--- START INFORMATION GIVEN ---

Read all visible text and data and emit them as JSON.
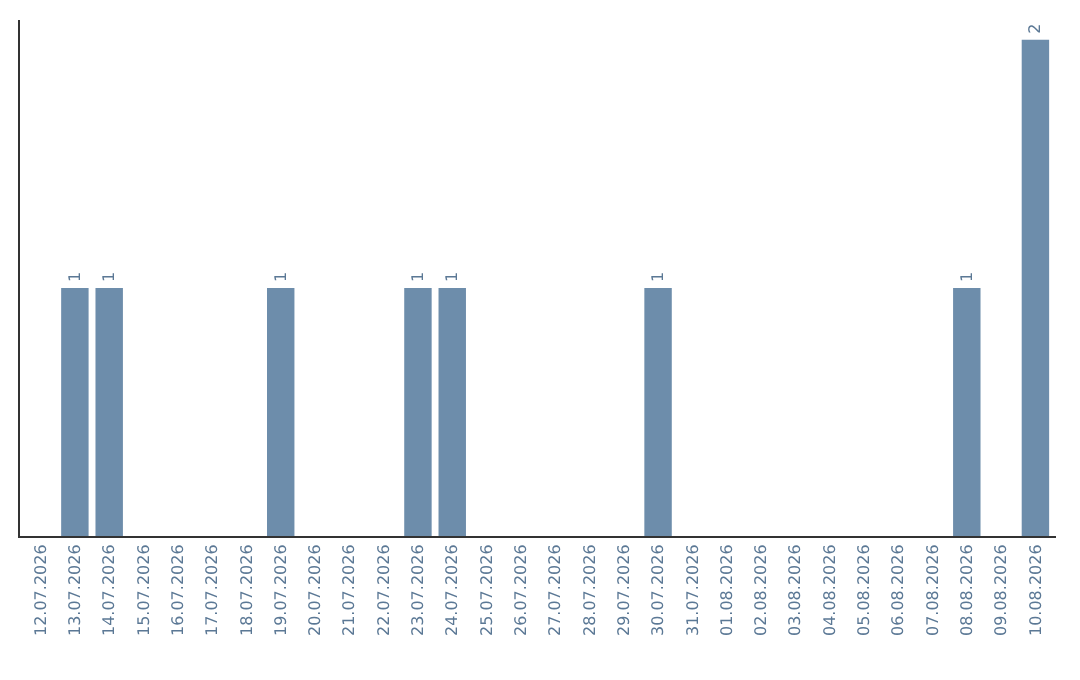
{
  "chart_data": {
    "type": "bar",
    "categories": [
      "12.07.2026",
      "13.07.2026",
      "14.07.2026",
      "15.07.2026",
      "16.07.2026",
      "17.07.2026",
      "18.07.2026",
      "19.07.2026",
      "20.07.2026",
      "21.07.2026",
      "22.07.2026",
      "23.07.2026",
      "24.07.2026",
      "25.07.2026",
      "26.07.2026",
      "27.07.2026",
      "28.07.2026",
      "29.07.2026",
      "30.07.2026",
      "31.07.2026",
      "01.08.2026",
      "02.08.2026",
      "03.08.2026",
      "04.08.2026",
      "05.08.2026",
      "06.08.2026",
      "07.08.2026",
      "08.08.2026",
      "09.08.2026",
      "10.08.2026"
    ],
    "values": [
      0,
      1,
      1,
      0,
      0,
      0,
      0,
      1,
      0,
      0,
      0,
      1,
      1,
      0,
      0,
      0,
      0,
      0,
      1,
      0,
      0,
      0,
      0,
      0,
      0,
      0,
      0,
      1,
      0,
      2
    ],
    "value_labels": [
      null,
      "1",
      "1",
      null,
      null,
      null,
      null,
      "1",
      null,
      null,
      null,
      "1",
      "1",
      null,
      null,
      null,
      null,
      null,
      "1",
      null,
      null,
      null,
      null,
      null,
      null,
      null,
      null,
      "1",
      null,
      "2"
    ],
    "color": "#6d8dab",
    "ylim": [
      0,
      2.08
    ],
    "tick_labels": "x"
  }
}
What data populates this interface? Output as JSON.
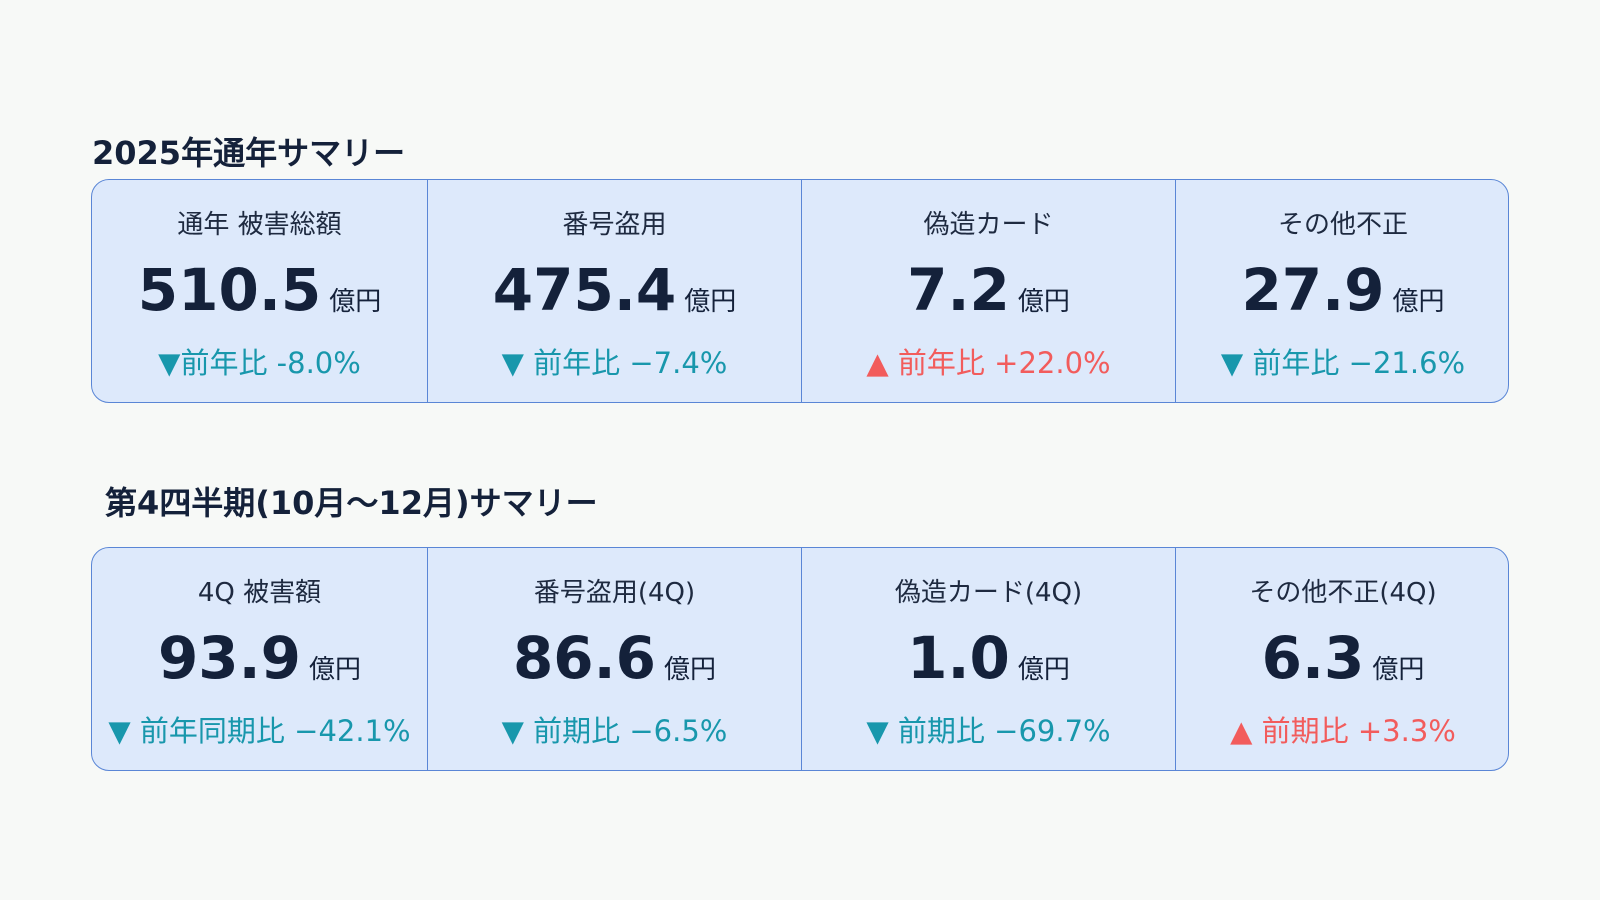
{
  "sections": [
    {
      "title": "2025年通年サマリー",
      "cards": [
        {
          "label": "通年 被害総額",
          "value": "510.5",
          "unit": "億円",
          "change": "▼前年比 -8.0%",
          "color": "#1897ac"
        },
        {
          "label": "番号盗用",
          "value": "475.4",
          "unit": "億円",
          "change": "▼ 前年比 −7.4%",
          "color": "#1897ac"
        },
        {
          "label": "偽造カード",
          "value": "7.2",
          "unit": "億円",
          "change": "▲ 前年比 +22.0%",
          "color": "#f25c5c"
        },
        {
          "label": "その他不正",
          "value": "27.9",
          "unit": "億円",
          "change": "▼ 前年比 −21.6%",
          "color": "#1897ac"
        }
      ]
    },
    {
      "title": "第4四半期(10月～12月)サマリー",
      "cards": [
        {
          "label": "4Q 被害額",
          "value": "93.9",
          "unit": "億円",
          "change": "▼ 前年同期比 −42.1%",
          "color": "#1897ac"
        },
        {
          "label": "番号盗用(4Q)",
          "value": "86.6",
          "unit": "億円",
          "change": "▼ 前期比 −6.5%",
          "color": "#1897ac"
        },
        {
          "label": "偽造カード(4Q)",
          "value": "1.0",
          "unit": "億円",
          "change": "▼ 前期比 −69.7%",
          "color": "#1897ac"
        },
        {
          "label": "その他不正(4Q)",
          "value": "6.3",
          "unit": "億円",
          "change": "▲ 前期比 +3.3%",
          "color": "#f25c5c"
        }
      ]
    }
  ]
}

--- END INFORMATION GIVEN ---

◆ **WHAT YOU NEED TO DO**
Copy out each line exactly, without the pictures.

◆ **RESULT FOR THIS EXERCISE**
Read all visible text and data and emit them as JSON.
{
  "chart_data": {
    "type": "bar",
    "categories": [
      "12.07.2026",
      "13.07.2026",
      "14.07.2026",
      "15.07.2026",
      "16.07.2026",
      "17.07.2026",
      "18.07.2026",
      "19.07.2026",
      "20.07.2026",
      "21.07.2026",
      "22.07.2026",
      "23.07.2026",
      "24.07.2026",
      "25.07.2026",
      "26.07.2026",
      "27.07.2026",
      "28.07.2026",
      "29.07.2026",
      "30.07.2026",
      "31.07.2026",
      "01.08.2026",
      "02.08.2026",
      "03.08.2026",
      "04.08.2026",
      "05.08.2026",
      "06.08.2026",
      "07.08.2026",
      "08.08.2026",
      "09.08.2026",
      "10.08.2026"
    ],
    "values": [
      0,
      1,
      1,
      0,
      0,
      0,
      0,
      1,
      0,
      0,
      0,
      1,
      1,
      0,
      0,
      0,
      0,
      0,
      1,
      0,
      0,
      0,
      0,
      0,
      0,
      0,
      0,
      1,
      0,
      2
    ],
    "value_labels": [
      null,
      "1",
      "1",
      null,
      null,
      null,
      null,
      "1",
      null,
      null,
      null,
      "1",
      "1",
      null,
      null,
      null,
      null,
      null,
      "1",
      null,
      null,
      null,
      null,
      null,
      null,
      null,
      null,
      "1",
      null,
      "2"
    ],
    "color": "#6d8dab",
    "ylim": [
      0,
      2.08
    ],
    "tick_labels": "x"
  }
}
What data populates this interface? Output as JSON.
{
  "sections": [
    {
      "title": "2025年通年サマリー",
      "cards": [
        {
          "label": "通年 被害総額",
          "value": "510.5",
          "unit": "億円",
          "change": "▼前年比 -8.0%",
          "color": "#1897ac"
        },
        {
          "label": "番号盗用",
          "value": "475.4",
          "unit": "億円",
          "change": "▼ 前年比 −7.4%",
          "color": "#1897ac"
        },
        {
          "label": "偽造カード",
          "value": "7.2",
          "unit": "億円",
          "change": "▲ 前年比 +22.0%",
          "color": "#f25c5c"
        },
        {
          "label": "その他不正",
          "value": "27.9",
          "unit": "億円",
          "change": "▼ 前年比 −21.6%",
          "color": "#1897ac"
        }
      ]
    },
    {
      "title": "第4四半期(10月～12月)サマリー",
      "cards": [
        {
          "label": "4Q 被害額",
          "value": "93.9",
          "unit": "億円",
          "change": "▼ 前年同期比 −42.1%",
          "color": "#1897ac"
        },
        {
          "label": "番号盗用(4Q)",
          "value": "86.6",
          "unit": "億円",
          "change": "▼ 前期比 −6.5%",
          "color": "#1897ac"
        },
        {
          "label": "偽造カード(4Q)",
          "value": "1.0",
          "unit": "億円",
          "change": "▼ 前期比 −69.7%",
          "color": "#1897ac"
        },
        {
          "label": "その他不正(4Q)",
          "value": "6.3",
          "unit": "億円",
          "change": "▲ 前期比 +3.3%",
          "color": "#f25c5c"
        }
      ]
    }
  ]
}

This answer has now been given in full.